◆ What the task asks:
Please put every line of the data below into a Markdown table with two columns, Row for the row number and Line for the line itself. Leave out blank lines.

* start The records *

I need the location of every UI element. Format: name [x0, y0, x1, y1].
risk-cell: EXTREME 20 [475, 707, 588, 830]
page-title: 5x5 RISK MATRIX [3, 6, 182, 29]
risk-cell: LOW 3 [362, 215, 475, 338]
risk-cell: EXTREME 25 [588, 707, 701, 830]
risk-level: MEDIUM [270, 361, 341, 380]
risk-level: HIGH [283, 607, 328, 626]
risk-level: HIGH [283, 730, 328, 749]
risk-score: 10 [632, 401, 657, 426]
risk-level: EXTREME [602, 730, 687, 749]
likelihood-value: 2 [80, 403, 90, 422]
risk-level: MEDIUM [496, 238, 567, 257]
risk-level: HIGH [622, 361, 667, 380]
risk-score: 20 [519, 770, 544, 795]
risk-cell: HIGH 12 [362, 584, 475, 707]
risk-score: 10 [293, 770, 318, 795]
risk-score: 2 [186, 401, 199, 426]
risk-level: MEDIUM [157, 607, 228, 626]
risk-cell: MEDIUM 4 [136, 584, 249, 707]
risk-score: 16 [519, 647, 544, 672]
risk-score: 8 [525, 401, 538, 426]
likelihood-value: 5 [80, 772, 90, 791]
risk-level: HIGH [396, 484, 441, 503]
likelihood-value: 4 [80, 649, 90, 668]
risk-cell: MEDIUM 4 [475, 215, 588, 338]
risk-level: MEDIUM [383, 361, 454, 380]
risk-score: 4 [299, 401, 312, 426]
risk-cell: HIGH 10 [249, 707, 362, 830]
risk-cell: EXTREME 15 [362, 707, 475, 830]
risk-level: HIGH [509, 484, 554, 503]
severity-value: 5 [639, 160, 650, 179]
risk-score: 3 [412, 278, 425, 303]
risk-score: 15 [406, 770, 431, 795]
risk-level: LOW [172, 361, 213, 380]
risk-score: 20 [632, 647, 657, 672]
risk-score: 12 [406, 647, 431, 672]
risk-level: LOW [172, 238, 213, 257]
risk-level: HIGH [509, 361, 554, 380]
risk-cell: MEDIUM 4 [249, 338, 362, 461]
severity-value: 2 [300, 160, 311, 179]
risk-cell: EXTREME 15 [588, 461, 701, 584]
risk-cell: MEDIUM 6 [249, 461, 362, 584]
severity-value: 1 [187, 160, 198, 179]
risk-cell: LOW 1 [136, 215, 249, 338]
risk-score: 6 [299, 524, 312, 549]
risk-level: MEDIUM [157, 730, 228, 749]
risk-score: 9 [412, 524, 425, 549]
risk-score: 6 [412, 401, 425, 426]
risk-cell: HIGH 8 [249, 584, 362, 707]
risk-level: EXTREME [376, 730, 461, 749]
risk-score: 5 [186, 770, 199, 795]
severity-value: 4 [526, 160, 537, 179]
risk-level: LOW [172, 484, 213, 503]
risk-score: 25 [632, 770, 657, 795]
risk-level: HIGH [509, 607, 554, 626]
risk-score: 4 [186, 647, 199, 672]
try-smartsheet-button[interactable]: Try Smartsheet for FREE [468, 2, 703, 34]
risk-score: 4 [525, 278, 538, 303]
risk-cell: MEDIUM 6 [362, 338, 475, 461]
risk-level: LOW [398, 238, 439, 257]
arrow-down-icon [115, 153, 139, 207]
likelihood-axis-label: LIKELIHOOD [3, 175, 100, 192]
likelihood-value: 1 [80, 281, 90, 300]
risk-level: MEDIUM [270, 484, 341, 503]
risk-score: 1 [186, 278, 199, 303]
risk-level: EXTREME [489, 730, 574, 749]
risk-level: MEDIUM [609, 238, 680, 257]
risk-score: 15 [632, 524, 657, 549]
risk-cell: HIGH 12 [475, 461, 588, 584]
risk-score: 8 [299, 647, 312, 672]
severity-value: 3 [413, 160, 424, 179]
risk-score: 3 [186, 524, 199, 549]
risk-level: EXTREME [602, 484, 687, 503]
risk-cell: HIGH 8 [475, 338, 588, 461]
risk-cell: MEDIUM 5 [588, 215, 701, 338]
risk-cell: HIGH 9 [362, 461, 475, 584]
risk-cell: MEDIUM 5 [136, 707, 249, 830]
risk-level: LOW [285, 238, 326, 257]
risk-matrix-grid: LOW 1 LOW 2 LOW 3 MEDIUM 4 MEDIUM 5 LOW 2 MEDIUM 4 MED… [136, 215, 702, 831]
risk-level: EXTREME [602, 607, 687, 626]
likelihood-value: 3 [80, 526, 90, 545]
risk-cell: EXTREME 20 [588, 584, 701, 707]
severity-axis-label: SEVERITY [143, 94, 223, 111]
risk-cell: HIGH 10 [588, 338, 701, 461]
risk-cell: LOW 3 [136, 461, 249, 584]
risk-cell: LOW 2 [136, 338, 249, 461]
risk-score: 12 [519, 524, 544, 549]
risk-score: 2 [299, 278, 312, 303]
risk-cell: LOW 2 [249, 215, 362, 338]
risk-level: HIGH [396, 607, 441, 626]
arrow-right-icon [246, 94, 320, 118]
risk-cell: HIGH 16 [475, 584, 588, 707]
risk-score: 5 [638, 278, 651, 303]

* end The records *

◆ Expected answer:
| Row | Line |
|---|---|
| 1 | I need the location of every UI element. Format: name [x0, y0, x1, y1]. |
| 2 | risk-cell: EXTREME 20 [475, 707, 588, 830] |
| 3 | page-title: 5x5 RISK MATRIX [3, 6, 182, 29] |
| 4 | risk-cell: LOW 3 [362, 215, 475, 338] |
| 5 | risk-cell: EXTREME 25 [588, 707, 701, 830] |
| 6 | risk-level: MEDIUM [270, 361, 341, 380] |
| 7 | risk-level: HIGH [283, 607, 328, 626] |
| 8 | risk-level: HIGH [283, 730, 328, 749] |
| 9 | risk-score: 10 [632, 401, 657, 426] |
| 10 | risk-level: EXTREME [602, 730, 687, 749] |
| 11 | likelihood-value: 2 [80, 403, 90, 422] |
| 12 | risk-level: MEDIUM [496, 238, 567, 257] |
| 13 | risk-level: HIGH [622, 361, 667, 380] |
| 14 | risk-score: 20 [519, 770, 544, 795] |
| 15 | risk-cell: HIGH 12 [362, 584, 475, 707] |
| 16 | risk-score: 10 [293, 770, 318, 795] |
| 17 | risk-score: 2 [186, 401, 199, 426] |
| 18 | risk-level: MEDIUM [157, 607, 228, 626] |
| 19 | risk-cell: MEDIUM 4 [136, 584, 249, 707] |
| 20 | risk-score: 16 [519, 647, 544, 672] |
| 21 | risk-score: 8 [525, 401, 538, 426] |
| 22 | likelihood-value: 5 [80, 772, 90, 791] |
| 23 | risk-level: HIGH [396, 484, 441, 503] |
| 24 | likelihood-value: 4 [80, 649, 90, 668] |
| 25 | risk-cell: MEDIUM 4 [475, 215, 588, 338] |
| 26 | risk-level: MEDIUM [383, 361, 454, 380] |
| 27 | risk-score: 4 [299, 401, 312, 426] |
| 28 | risk-cell: HIGH 10 [249, 707, 362, 830] |
| 29 | risk-cell: EXTREME 15 [362, 707, 475, 830] |
| 30 | risk-level: HIGH [509, 484, 554, 503] |
| 31 | severity-value: 5 [639, 160, 650, 179] |
| 32 | risk-score: 3 [412, 278, 425, 303] |
| 33 | risk-score: 15 [406, 770, 431, 795] |
| 34 | risk-level: LOW [172, 361, 213, 380] |
| 35 | risk-score: 20 [632, 647, 657, 672] |
| 36 | risk-score: 12 [406, 647, 431, 672] |
| 37 | risk-level: LOW [172, 238, 213, 257] |
| 38 | risk-level: HIGH [509, 361, 554, 380] |
| 39 | risk-cell: MEDIUM 4 [249, 338, 362, 461] |
| 40 | severity-value: 2 [300, 160, 311, 179] |
| 41 | risk-cell: EXTREME 15 [588, 461, 701, 584] |
| 42 | risk-cell: MEDIUM 6 [249, 461, 362, 584] |
| 43 | severity-value: 1 [187, 160, 198, 179] |
| 44 | risk-cell: LOW 1 [136, 215, 249, 338] |
| 45 | risk-score: 6 [299, 524, 312, 549] |
| 46 | risk-level: MEDIUM [157, 730, 228, 749] |
| 47 | risk-score: 9 [412, 524, 425, 549] |
| 48 | risk-score: 6 [412, 401, 425, 426] |
| 49 | risk-cell: HIGH 8 [249, 584, 362, 707] |
| 50 | risk-level: EXTREME [376, 730, 461, 749] |
| 51 | risk-score: 5 [186, 770, 199, 795] |
| 52 | severity-value: 4 [526, 160, 537, 179] |
| 53 | risk-level: LOW [172, 484, 213, 503] |
| 54 | risk-score: 25 [632, 770, 657, 795] |
| 55 | risk-level: HIGH [509, 607, 554, 626] |
| 56 | risk-score: 4 [186, 647, 199, 672] |
| 57 | try-smartsheet-button[interactable]: Try Smartsheet for FREE [468, 2, 703, 34] |
| 58 | risk-score: 4 [525, 278, 538, 303] |
| 59 | risk-cell: MEDIUM 6 [362, 338, 475, 461] |
| 60 | risk-level: LOW [398, 238, 439, 257] |
| 61 | arrow-down-icon [115, 153, 139, 207] |
| 62 | likelihood-axis-label: LIKELIHOOD [3, 175, 100, 192] |
| 63 | likelihood-value: 1 [80, 281, 90, 300] |
| 64 | risk-level: MEDIUM [270, 484, 341, 503] |
| 65 | risk-score: 1 [186, 278, 199, 303] |
| 66 | risk-level: EXTREME [489, 730, 574, 749] |
| 67 | risk-level: MEDIUM [609, 238, 680, 257] |
| 68 | risk-score: 15 [632, 524, 657, 549] |
| 69 | risk-cell: HIGH 12 [475, 461, 588, 584] |
| 70 | risk-score: 8 [299, 647, 312, 672] |
| 71 | severity-value: 3 [413, 160, 424, 179] |
| 72 | risk-score: 3 [186, 524, 199, 549] |
| 73 | risk-level: EXTREME [602, 484, 687, 503] |
| 74 | risk-cell: HIGH 8 [475, 338, 588, 461] |
| 75 | risk-cell: MEDIUM 5 [588, 215, 701, 338] |
| 76 | risk-cell: HIGH 9 [362, 461, 475, 584] |
| 77 | risk-cell: MEDIUM 5 [136, 707, 249, 830] |
| 78 | risk-level: LOW [285, 238, 326, 257] |
| 79 | risk-matrix-grid: LOW 1 LOW 2 LOW 3 MEDIUM 4 MEDIUM 5 LOW 2 MEDIUM 4 MED… [136, 215, 702, 831] |
| 80 | risk-level: EXTREME [602, 607, 687, 626] |
| 81 | likelihood-value: 3 [80, 526, 90, 545] |
| 82 | risk-cell: EXTREME 20 [588, 584, 701, 707] |
| 83 | severity-axis-label: SEVERITY [143, 94, 223, 111] |
| 84 | risk-cell: HIGH 10 [588, 338, 701, 461] |
| 85 | risk-cell: LOW 3 [136, 461, 249, 584] |
| 86 | risk-cell: LOW 2 [136, 338, 249, 461] |
| 87 | risk-score: 12 [519, 524, 544, 549] |
| 88 | risk-score: 2 [299, 278, 312, 303] |
| 89 | risk-cell: LOW 2 [249, 215, 362, 338] |
| 90 | risk-level: HIGH [396, 607, 441, 626] |
| 91 | arrow-right-icon [246, 94, 320, 118] |
| 92 | risk-cell: HIGH 16 [475, 584, 588, 707] |
| 93 | risk-score: 5 [638, 278, 651, 303] |